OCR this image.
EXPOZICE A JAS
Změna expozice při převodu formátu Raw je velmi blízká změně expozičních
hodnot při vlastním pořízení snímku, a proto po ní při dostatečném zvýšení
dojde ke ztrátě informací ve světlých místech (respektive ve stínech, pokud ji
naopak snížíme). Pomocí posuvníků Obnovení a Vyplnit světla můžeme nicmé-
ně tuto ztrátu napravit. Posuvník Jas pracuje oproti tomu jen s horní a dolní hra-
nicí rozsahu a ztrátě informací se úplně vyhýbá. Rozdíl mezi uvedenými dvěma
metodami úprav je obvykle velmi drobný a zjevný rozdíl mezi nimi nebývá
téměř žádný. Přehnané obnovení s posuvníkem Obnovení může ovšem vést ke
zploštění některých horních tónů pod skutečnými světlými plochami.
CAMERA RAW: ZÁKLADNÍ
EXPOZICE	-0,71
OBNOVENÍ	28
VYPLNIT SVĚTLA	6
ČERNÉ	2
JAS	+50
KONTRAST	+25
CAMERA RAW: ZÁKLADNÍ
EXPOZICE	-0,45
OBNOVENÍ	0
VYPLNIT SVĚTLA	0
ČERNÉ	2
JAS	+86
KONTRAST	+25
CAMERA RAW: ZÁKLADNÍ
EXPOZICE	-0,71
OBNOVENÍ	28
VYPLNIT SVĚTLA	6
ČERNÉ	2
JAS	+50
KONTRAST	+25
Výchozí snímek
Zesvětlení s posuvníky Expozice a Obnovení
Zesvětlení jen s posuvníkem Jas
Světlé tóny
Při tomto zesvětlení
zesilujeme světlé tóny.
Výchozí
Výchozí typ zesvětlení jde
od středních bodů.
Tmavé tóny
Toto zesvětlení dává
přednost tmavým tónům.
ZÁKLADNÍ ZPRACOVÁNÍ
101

...

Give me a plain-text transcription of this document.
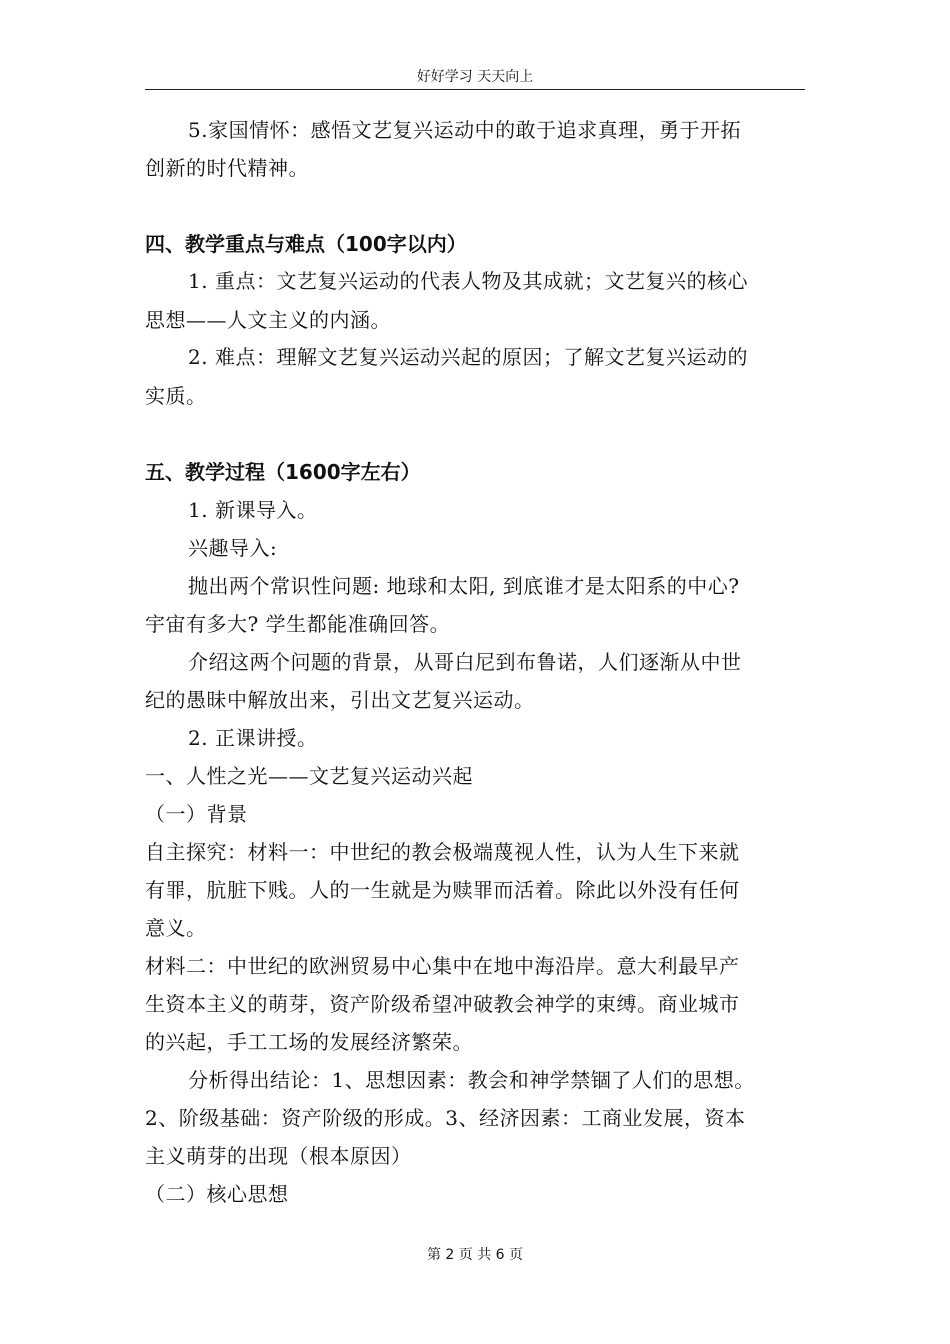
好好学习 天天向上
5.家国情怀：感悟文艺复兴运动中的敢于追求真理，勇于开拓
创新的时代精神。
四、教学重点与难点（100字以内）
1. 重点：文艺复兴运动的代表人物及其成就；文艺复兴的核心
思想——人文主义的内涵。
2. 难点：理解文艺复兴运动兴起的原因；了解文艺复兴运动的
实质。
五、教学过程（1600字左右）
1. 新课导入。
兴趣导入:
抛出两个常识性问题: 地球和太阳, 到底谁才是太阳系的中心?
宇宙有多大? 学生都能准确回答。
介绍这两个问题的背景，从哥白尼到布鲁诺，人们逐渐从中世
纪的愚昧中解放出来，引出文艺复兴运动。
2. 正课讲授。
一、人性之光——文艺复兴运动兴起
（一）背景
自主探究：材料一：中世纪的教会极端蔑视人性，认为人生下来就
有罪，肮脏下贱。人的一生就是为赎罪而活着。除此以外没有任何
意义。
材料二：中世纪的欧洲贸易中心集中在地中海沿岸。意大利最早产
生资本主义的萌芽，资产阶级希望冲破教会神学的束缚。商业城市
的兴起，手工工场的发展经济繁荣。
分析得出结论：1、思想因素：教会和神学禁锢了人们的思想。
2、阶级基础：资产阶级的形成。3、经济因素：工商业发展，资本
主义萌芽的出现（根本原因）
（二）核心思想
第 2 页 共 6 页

==

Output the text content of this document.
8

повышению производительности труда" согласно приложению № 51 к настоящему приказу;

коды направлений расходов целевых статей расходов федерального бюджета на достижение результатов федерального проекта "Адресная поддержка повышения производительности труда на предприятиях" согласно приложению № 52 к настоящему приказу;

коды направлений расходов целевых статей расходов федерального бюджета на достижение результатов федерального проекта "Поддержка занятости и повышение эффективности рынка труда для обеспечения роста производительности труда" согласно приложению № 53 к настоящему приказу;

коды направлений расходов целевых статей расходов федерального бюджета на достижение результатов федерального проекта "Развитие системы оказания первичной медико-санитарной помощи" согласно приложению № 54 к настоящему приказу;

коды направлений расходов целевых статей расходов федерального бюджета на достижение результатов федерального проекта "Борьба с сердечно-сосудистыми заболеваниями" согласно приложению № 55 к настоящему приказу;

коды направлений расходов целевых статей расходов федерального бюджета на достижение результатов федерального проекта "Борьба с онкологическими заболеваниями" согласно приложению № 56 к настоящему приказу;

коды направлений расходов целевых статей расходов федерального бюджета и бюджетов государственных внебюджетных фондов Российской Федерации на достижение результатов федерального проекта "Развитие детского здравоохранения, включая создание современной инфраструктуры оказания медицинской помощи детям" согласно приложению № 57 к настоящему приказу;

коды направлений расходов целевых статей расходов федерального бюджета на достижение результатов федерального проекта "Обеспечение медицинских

* _Instructions for the task_: What count of lines in the listing contain the word "ztrátě"? Reply with the number only.

* _The reply_: 2